▶ _Task prompt_
All of the data below must be repeated exactly.

▶ _Information given_

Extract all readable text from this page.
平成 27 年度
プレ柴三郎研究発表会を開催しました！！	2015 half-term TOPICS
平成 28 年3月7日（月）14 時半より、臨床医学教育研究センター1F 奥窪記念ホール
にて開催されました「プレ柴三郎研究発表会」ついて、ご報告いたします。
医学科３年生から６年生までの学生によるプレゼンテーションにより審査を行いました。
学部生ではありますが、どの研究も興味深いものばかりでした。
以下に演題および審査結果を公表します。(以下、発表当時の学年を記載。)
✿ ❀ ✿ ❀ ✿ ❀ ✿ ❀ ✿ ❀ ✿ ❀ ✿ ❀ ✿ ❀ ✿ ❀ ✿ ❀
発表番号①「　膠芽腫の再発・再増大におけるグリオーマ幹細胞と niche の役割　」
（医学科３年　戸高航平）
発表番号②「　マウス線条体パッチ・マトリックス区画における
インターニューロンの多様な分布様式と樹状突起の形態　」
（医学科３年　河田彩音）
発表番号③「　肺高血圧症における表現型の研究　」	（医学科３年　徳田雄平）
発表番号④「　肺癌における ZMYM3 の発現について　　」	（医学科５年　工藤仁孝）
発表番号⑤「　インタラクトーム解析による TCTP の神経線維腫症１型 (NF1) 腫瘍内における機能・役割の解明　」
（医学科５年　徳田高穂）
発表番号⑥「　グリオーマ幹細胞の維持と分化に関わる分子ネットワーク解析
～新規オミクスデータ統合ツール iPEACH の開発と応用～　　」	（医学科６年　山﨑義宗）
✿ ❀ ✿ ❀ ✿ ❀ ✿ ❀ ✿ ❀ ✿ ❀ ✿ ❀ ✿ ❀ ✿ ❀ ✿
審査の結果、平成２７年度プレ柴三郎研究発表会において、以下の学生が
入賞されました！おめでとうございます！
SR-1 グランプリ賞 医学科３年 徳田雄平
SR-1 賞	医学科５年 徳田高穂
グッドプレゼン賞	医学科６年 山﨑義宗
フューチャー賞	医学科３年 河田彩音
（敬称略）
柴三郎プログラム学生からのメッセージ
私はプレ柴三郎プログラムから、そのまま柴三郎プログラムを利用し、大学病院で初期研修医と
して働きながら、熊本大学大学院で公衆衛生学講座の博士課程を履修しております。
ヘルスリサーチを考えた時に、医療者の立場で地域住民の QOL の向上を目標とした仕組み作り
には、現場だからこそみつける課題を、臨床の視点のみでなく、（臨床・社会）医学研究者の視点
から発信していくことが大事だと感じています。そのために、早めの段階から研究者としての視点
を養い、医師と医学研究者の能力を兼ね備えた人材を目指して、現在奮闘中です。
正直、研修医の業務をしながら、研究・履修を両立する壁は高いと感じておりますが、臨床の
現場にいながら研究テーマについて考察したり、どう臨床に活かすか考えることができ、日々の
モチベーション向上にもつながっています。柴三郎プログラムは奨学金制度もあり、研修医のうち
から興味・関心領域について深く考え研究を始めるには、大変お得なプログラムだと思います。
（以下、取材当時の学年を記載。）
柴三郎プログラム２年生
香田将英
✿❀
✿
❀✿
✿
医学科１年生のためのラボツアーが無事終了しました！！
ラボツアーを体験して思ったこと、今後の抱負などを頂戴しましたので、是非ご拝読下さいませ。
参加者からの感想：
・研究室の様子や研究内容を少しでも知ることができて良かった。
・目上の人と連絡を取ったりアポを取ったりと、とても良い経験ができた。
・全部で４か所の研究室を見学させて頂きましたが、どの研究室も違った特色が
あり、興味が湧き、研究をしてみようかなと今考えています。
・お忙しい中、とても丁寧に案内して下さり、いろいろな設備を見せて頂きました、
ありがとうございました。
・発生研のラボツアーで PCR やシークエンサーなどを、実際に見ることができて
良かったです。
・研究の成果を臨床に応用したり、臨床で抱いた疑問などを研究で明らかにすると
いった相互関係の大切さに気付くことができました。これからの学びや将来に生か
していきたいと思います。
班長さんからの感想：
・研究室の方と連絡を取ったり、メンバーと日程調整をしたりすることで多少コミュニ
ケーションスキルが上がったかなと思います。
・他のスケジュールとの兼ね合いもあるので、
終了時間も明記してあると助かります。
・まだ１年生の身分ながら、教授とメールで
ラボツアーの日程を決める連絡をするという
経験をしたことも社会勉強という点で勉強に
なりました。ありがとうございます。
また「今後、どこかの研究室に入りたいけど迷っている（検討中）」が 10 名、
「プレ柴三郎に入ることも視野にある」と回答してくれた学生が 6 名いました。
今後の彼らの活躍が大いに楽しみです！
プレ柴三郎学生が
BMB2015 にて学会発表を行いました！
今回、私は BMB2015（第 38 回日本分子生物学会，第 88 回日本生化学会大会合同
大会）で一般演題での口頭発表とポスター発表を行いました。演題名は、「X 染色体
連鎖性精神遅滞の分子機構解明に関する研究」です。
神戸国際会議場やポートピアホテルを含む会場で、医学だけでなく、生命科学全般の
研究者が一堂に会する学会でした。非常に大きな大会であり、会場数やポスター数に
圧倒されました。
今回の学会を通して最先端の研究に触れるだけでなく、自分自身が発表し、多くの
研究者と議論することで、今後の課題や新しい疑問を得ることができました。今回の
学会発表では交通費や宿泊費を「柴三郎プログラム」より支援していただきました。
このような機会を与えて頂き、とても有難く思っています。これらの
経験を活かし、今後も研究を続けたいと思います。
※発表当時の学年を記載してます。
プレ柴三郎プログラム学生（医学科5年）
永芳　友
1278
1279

▶ _Response below_
Extract all readable text from this page.
平成 27 年度
プレ柴三郎研究発表会を開催しました！！	2015 half-term TOPICS
平成 28 年3月7日（月）14 時半より、臨床医学教育研究センター1F 奥窪記念ホール
にて開催されました「プレ柴三郎研究発表会」ついて、ご報告いたします。
医学科３年生から６年生までの学生によるプレゼンテーションにより審査を行いました。
学部生ではありますが、どの研究も興味深いものばかりでした。
以下に演題および審査結果を公表します。(以下、発表当時の学年を記載。)
✿ ❀ ✿ ❀ ✿ ❀ ✿ ❀ ✿ ❀ ✿ ❀ ✿ ❀ ✿ ❀ ✿ ❀ ✿ ❀
発表番号①「　膠芽腫の再発・再増大におけるグリオーマ幹細胞と niche の役割　」
（医学科３年　戸高航平）
発表番号②「　マウス線条体パッチ・マトリックス区画における
インターニューロンの多様な分布様式と樹状突起の形態　」
（医学科３年　河田彩音）
発表番号③「　肺高血圧症における表現型の研究　」	（医学科３年　徳田雄平）
発表番号④「　肺癌における ZMYM3 の発現について　　」	（医学科５年　工藤仁孝）
発表番号⑤「　インタラクトーム解析による TCTP の神経線維腫症１型 (NF1) 腫瘍内における機能・役割の解明　」
（医学科５年　徳田高穂）
発表番号⑥「　グリオーマ幹細胞の維持と分化に関わる分子ネットワーク解析
～新規オミクスデータ統合ツール iPEACH の開発と応用～　　」	（医学科６年　山﨑義宗）
✿ ❀ ✿ ❀ ✿ ❀ ✿ ❀ ✿ ❀ ✿ ❀ ✿ ❀ ✿ ❀ ✿ ❀ ✿
審査の結果、平成２７年度プレ柴三郎研究発表会において、以下の学生が
入賞されました！おめでとうございます！
SR-1 グランプリ賞 医学科３年 徳田雄平
SR-1 賞	医学科５年 徳田高穂
グッドプレゼン賞	医学科６年 山﨑義宗
フューチャー賞	医学科３年 河田彩音
（敬称略）
柴三郎プログラム学生からのメッセージ
私はプレ柴三郎プログラムから、そのまま柴三郎プログラムを利用し、大学病院で初期研修医と
して働きながら、熊本大学大学院で公衆衛生学講座の博士課程を履修しております。
ヘルスリサーチを考えた時に、医療者の立場で地域住民の QOL の向上を目標とした仕組み作り
には、現場だからこそみつける課題を、臨床の視点のみでなく、（臨床・社会）医学研究者の視点
から発信していくことが大事だと感じています。そのために、早めの段階から研究者としての視点
を養い、医師と医学研究者の能力を兼ね備えた人材を目指して、現在奮闘中です。
正直、研修医の業務をしながら、研究・履修を両立する壁は高いと感じておりますが、臨床の
現場にいながら研究テーマについて考察したり、どう臨床に活かすか考えることができ、日々の
モチベーション向上にもつながっています。柴三郎プログラムは奨学金制度もあり、研修医のうち
から興味・関心領域について深く考え研究を始めるには、大変お得なプログラムだと思います。
（以下、取材当時の学年を記載。）
柴三郎プログラム２年生
香田将英
✿❀
✿
❀✿
✿
医学科１年生のためのラボツアーが無事終了しました！！
ラボツアーを体験して思ったこと、今後の抱負などを頂戴しましたので、是非ご拝読下さいませ。
参加者からの感想：
・研究室の様子や研究内容を少しでも知ることができて良かった。
・目上の人と連絡を取ったりアポを取ったりと、とても良い経験ができた。
・全部で４か所の研究室を見学させて頂きましたが、どの研究室も違った特色が
あり、興味が湧き、研究をしてみようかなと今考えています。
・お忙しい中、とても丁寧に案内して下さり、いろいろな設備を見せて頂きました、
ありがとうございました。
・発生研のラボツアーで PCR やシークエンサーなどを、実際に見ることができて
良かったです。
・研究の成果を臨床に応用したり、臨床で抱いた疑問などを研究で明らかにすると
いった相互関係の大切さに気付くことができました。これからの学びや将来に生か
していきたいと思います。
班長さんからの感想：
・研究室の方と連絡を取ったり、メンバーと日程調整をしたりすることで多少コミュニ
ケーションスキルが上がったかなと思います。
・他のスケジュールとの兼ね合いもあるので、
終了時間も明記してあると助かります。
・まだ１年生の身分ながら、教授とメールで
ラボツアーの日程を決める連絡をするという
経験をしたことも社会勉強という点で勉強に
なりました。ありがとうございます。
また「今後、どこかの研究室に入りたいけど迷っている（検討中）」が 10 名、
「プレ柴三郎に入ることも視野にある」と回答してくれた学生が 6 名いました。
今後の彼らの活躍が大いに楽しみです！
プレ柴三郎学生が
BMB2015 にて学会発表を行いました！
今回、私は BMB2015（第 38 回日本分子生物学会，第 88 回日本生化学会大会合同
大会）で一般演題での口頭発表とポスター発表を行いました。演題名は、「X 染色体
連鎖性精神遅滞の分子機構解明に関する研究」です。
神戸国際会議場やポートピアホテルを含む会場で、医学だけでなく、生命科学全般の
研究者が一堂に会する学会でした。非常に大きな大会であり、会場数やポスター数に
圧倒されました。
今回の学会を通して最先端の研究に触れるだけでなく、自分自身が発表し、多くの
研究者と議論することで、今後の課題や新しい疑問を得ることができました。今回の
学会発表では交通費や宿泊費を「柴三郎プログラム」より支援していただきました。
このような機会を与えて頂き、とても有難く思っています。これらの
経験を活かし、今後も研究を続けたいと思います。
※発表当時の学年を記載してます。
プレ柴三郎プログラム学生（医学科5年）
永芳　友
1278
1279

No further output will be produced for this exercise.